Compiti
• a. In base al testo sul bonus facciate, spieghi per quale motivo l'Azienda sanitaria pubblica può beneficiare di tale agevolazione.
• b. Prosegua il testo sul bonus facciate dopo la sua ultima frase.

Testo di riferimento
-----
Bonus facciate: ammessi anche enti pubblici soggetti IRES
Può beneficiare del c.d. "bonus facciate" anche l'Azienda sanitaria pubblica, la quale, avendo attività aziendali classificate come commerciali , è soggetta al pagamento dell'imposta sui redditi. L'Azienda, in quanto proprietaria di un vasto parco immobiliare, è responsabile di numerosi interventi di riqualificazione (energetica e non) presso le strutture di proprietà, o comunque appartenenti al patrimonio pubblico, tra cui anche interventi finalizzati al recupero o restauro della facciata esterna degli edifici per i quali è prevista la detrazione, nella misura del 90 per cento delle spese sostenute, ai sensi dell'art. 1, commi 219 e seguenti della legge n. 160 del 2019. Lo chiarisce la Risposta n.179/2020.
-----
Dati disponibili
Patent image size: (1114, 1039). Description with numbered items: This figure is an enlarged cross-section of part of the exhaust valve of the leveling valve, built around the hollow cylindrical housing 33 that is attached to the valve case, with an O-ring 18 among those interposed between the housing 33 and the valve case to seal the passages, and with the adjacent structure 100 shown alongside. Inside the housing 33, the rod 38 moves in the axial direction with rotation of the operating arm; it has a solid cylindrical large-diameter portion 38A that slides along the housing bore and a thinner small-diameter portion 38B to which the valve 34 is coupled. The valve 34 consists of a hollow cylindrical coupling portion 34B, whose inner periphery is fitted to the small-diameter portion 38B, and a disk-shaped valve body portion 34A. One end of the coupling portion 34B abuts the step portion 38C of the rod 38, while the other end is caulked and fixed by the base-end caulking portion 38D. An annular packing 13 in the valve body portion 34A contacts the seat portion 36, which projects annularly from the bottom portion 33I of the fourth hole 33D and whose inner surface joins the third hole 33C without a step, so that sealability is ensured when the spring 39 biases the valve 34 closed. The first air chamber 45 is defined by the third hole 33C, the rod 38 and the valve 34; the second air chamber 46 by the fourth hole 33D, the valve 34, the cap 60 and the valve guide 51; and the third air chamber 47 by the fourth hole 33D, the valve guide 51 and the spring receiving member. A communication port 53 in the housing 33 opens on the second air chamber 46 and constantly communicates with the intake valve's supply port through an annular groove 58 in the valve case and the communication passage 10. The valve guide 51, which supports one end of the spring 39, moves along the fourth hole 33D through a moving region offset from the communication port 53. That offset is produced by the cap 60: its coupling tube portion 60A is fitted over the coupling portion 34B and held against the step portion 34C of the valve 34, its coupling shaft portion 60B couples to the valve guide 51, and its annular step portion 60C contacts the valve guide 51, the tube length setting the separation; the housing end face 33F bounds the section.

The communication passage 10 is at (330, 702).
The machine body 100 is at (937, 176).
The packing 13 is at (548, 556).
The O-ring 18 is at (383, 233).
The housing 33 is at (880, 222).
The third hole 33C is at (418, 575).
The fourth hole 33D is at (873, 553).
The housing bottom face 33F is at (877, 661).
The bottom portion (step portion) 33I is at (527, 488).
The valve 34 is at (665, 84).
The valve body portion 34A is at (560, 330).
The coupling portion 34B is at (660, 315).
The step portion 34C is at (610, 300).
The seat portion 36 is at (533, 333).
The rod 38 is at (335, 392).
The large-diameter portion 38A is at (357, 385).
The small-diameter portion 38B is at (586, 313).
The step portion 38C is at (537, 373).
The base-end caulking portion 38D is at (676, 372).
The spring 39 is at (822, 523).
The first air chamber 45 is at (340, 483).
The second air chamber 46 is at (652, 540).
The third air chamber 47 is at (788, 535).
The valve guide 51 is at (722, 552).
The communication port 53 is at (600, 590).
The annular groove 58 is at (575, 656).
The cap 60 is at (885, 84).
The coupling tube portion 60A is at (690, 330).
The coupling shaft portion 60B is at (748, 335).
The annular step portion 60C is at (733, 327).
-----
Risposte ai compiti
• a. L'Azienda sanitaria pubblica può beneficiare del bonus facciate perché svolge attività aziendali classificate come commerciali e, per questo, è soggetta al pagamento dell'imposta sui redditi. Può quindi fruire della detrazione del 90 per cento delle spese sostenute per il recupero o il restauro della facciata esterna degli edifici.

• b.
Come chiarito nella 2/E/2020, sotto il profilo soggettivo la detrazione in esame riguarda tutti i contribuenti residenti e non residenti nel territorio dello Stato, che sostengono le spese per l'esecuzione degli interventi agevolati, a prescindere dalla tipologia di reddito di cui essi siano titolari e dalla natura pubblica o privatistica del soggetto.
Trattandosi di una detrazione dall'imposta lorda, la stessa non può essere utilizzata dai soggetti che possiedono esclusivamente redditi assoggettati a tassazione separata o ad imposta sostitutiva.